**TASK BRIEF**
The lines to copy are those in the records below that hold the word "Pakistan".

Records of document pages:
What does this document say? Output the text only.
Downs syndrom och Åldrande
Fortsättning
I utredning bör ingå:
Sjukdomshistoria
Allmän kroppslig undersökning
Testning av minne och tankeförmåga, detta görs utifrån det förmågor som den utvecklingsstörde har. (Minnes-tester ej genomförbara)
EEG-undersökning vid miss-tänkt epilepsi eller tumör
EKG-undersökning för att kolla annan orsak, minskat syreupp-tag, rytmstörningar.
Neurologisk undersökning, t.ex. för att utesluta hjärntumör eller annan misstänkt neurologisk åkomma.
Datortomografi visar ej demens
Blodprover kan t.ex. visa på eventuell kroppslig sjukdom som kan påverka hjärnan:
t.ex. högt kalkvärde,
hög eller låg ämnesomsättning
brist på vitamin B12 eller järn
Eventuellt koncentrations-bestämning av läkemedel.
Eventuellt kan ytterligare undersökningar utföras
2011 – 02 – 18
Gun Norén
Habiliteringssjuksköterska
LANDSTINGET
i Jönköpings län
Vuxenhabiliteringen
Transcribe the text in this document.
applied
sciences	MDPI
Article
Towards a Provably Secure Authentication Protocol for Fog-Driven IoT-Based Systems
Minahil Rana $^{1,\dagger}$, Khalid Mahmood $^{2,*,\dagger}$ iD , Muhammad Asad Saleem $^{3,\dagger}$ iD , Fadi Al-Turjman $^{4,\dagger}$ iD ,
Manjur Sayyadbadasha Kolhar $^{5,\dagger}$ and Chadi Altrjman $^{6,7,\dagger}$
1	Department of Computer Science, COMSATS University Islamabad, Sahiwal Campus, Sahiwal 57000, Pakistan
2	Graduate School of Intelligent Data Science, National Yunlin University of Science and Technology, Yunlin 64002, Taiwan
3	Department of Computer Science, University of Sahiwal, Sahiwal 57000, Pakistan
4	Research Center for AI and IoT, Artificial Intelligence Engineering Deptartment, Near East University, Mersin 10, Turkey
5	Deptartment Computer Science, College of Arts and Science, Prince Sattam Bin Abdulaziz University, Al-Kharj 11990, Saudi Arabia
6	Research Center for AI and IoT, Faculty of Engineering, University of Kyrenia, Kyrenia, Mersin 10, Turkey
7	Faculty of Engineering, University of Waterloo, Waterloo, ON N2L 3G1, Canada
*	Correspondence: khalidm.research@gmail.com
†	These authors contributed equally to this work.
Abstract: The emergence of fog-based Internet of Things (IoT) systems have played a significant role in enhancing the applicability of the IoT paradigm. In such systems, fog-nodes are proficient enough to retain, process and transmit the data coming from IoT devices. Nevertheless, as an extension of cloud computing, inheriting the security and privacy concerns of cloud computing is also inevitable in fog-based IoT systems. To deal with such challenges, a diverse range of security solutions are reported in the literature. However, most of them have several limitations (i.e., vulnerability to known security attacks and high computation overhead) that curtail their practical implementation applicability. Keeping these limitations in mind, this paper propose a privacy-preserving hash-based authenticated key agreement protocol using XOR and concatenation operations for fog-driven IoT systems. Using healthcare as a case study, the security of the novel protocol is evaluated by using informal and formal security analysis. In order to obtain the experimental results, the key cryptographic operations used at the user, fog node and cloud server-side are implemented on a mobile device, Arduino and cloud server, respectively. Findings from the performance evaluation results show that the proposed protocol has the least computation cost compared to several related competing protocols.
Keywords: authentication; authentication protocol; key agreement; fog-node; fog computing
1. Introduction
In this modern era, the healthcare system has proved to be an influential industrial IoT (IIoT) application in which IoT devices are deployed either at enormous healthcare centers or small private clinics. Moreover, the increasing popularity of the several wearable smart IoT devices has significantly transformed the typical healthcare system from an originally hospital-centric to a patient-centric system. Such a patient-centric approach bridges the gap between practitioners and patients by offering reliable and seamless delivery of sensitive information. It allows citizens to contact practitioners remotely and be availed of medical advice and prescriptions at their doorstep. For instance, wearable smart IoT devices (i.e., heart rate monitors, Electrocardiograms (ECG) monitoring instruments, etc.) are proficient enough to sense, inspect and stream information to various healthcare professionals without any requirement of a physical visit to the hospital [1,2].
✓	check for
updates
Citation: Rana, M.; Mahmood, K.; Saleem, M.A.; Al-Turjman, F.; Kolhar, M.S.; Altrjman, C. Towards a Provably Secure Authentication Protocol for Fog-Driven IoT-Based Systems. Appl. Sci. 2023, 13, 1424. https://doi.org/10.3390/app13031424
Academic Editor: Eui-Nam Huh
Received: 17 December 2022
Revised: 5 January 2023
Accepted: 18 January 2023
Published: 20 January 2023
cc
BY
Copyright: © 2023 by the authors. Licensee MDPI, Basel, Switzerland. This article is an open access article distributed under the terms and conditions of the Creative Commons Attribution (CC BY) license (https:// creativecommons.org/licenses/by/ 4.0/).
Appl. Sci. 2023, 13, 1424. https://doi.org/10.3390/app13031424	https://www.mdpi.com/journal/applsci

**FINISHED TASK**
1	Department of Computer Science, COMSATS University Islamabad, Sahiwal Campus, Sahiwal 57000, Pakistan
3	Department of Computer Science, University of Sahiwal, Sahiwal 57000, Pakistan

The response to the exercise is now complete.